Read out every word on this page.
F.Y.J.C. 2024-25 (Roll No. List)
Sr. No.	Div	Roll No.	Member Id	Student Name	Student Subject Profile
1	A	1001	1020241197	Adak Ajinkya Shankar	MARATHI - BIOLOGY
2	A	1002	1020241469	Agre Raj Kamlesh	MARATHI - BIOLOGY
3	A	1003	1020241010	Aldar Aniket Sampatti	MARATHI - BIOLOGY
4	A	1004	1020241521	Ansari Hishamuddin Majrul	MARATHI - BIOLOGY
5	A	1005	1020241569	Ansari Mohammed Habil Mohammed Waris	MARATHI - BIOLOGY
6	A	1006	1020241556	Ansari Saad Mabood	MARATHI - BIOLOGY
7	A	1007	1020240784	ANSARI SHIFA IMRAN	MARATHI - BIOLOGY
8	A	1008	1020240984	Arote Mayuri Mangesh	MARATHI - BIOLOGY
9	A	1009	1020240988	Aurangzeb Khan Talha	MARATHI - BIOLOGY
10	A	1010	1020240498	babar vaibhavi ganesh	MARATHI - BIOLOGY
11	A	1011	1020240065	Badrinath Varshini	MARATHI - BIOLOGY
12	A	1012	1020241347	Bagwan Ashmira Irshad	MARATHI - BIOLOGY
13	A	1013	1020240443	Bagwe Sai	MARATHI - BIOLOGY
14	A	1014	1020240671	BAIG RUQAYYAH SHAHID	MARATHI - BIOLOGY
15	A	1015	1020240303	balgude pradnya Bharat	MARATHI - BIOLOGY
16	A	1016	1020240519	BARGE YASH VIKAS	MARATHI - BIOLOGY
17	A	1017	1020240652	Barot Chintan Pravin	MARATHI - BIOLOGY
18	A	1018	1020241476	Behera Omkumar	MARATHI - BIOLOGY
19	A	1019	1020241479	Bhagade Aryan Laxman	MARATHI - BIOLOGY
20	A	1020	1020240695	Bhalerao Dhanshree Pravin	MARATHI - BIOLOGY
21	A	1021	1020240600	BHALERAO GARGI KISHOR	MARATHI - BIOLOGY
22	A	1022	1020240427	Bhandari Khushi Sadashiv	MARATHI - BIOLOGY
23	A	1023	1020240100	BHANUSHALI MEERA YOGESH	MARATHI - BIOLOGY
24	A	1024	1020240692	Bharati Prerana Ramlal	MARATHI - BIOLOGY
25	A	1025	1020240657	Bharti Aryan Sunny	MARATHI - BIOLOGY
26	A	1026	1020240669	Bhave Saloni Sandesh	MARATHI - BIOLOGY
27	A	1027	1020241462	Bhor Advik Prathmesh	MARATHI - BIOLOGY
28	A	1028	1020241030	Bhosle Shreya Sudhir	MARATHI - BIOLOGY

========

[What is required]
Write down every line of the data exactly as it appears above.

[Finished answer]
Read out every word on this page.
F.Y.J.C. 2024-25 (Roll No. List)
Sr. No.	Div	Roll No.	Member Id	Student Name	Student Subject Profile
1	A	1001	1020241197	Adak Ajinkya Shankar	MARATHI - BIOLOGY
2	A	1002	1020241469	Agre Raj Kamlesh	MARATHI - BIOLOGY
3	A	1003	1020241010	Aldar Aniket Sampatti	MARATHI - BIOLOGY
4	A	1004	1020241521	Ansari Hishamuddin Majrul	MARATHI - BIOLOGY
5	A	1005	1020241569	Ansari Mohammed Habil Mohammed Waris	MARATHI - BIOLOGY
6	A	1006	1020241556	Ansari Saad Mabood	MARATHI - BIOLOGY
7	A	1007	1020240784	ANSARI SHIFA IMRAN	MARATHI - BIOLOGY
8	A	1008	1020240984	Arote Mayuri Mangesh	MARATHI - BIOLOGY
9	A	1009	1020240988	Aurangzeb Khan Talha	MARATHI - BIOLOGY
10	A	1010	1020240498	babar vaibhavi ganesh	MARATHI - BIOLOGY
11	A	1011	1020240065	Badrinath Varshini	MARATHI - BIOLOGY
12	A	1012	1020241347	Bagwan Ashmira Irshad	MARATHI - BIOLOGY
13	A	1013	1020240443	Bagwe Sai	MARATHI - BIOLOGY
14	A	1014	1020240671	BAIG RUQAYYAH SHAHID	MARATHI - BIOLOGY
15	A	1015	1020240303	balgude pradnya Bharat	MARATHI - BIOLOGY
16	A	1016	1020240519	BARGE YASH VIKAS	MARATHI - BIOLOGY
17	A	1017	1020240652	Barot Chintan Pravin	MARATHI - BIOLOGY
18	A	1018	1020241476	Behera Omkumar	MARATHI - BIOLOGY
19	A	1019	1020241479	Bhagade Aryan Laxman	MARATHI - BIOLOGY
20	A	1020	1020240695	Bhalerao Dhanshree Pravin	MARATHI - BIOLOGY
21	A	1021	1020240600	BHALERAO GARGI KISHOR	MARATHI - BIOLOGY
22	A	1022	1020240427	Bhandari Khushi Sadashiv	MARATHI - BIOLOGY
23	A	1023	1020240100	BHANUSHALI MEERA YOGESH	MARATHI - BIOLOGY
24	A	1024	1020240692	Bharati Prerana Ramlal	MARATHI - BIOLOGY
25	A	1025	1020240657	Bharti Aryan Sunny	MARATHI - BIOLOGY
26	A	1026	1020240669	Bhave Saloni Sandesh	MARATHI - BIOLOGY
27	A	1027	1020241462	Bhor Advik Prathmesh	MARATHI - BIOLOGY
28	A	1028	1020241030	Bhosle Shreya Sudhir	MARATHI - BIOLOGY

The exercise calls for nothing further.